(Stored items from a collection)
>> BEGIN
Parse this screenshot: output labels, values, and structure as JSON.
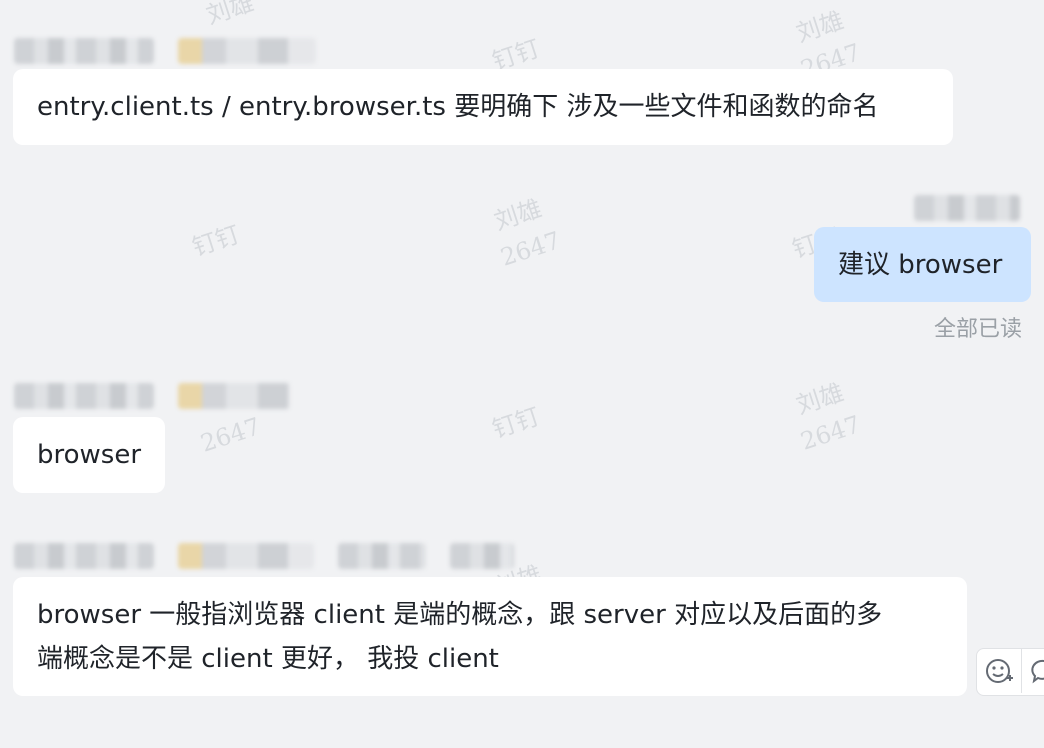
{
  "watermark": {
    "name": "刘雄",
    "id": "2647",
    "app": "钉钉"
  },
  "messages": [
    {
      "text": "entry.client.ts  /  entry.browser.ts 要明确下 涉及一些文件和函数的命名"
    },
    {
      "text": "建议 browser",
      "read_status": "全部已读"
    },
    {
      "text": "browser"
    },
    {
      "line1": "browser 一般指浏览器  client 是端的概念，跟 server 对应以及后面的多",
      "line2": "端概念是不是 client 更好，  我投 client"
    }
  ],
  "icons": {
    "add_reaction": "emoji-add-icon",
    "reply": "reply-icon"
  }
}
>> END
**Job:** Each record must be quoted in full and exactly. Do not include the pictures.

**Reply:**
Parse this screenshot: output labels, values, and structure as JSON.
{
  "watermark": {
    "name": "刘雄",
    "id": "2647",
    "app": "钉钉"
  },
  "messages": [
    {
      "text": "entry.client.ts  /  entry.browser.ts 要明确下 涉及一些文件和函数的命名"
    },
    {
      "text": "建议 browser",
      "read_status": "全部已读"
    },
    {
      "text": "browser"
    },
    {
      "line1": "browser 一般指浏览器  client 是端的概念，跟 server 对应以及后面的多",
      "line2": "端概念是不是 client 更好，  我投 client"
    }
  ],
  "icons": {
    "add_reaction": "emoji-add-icon",
    "reply": "reply-icon"
  }
}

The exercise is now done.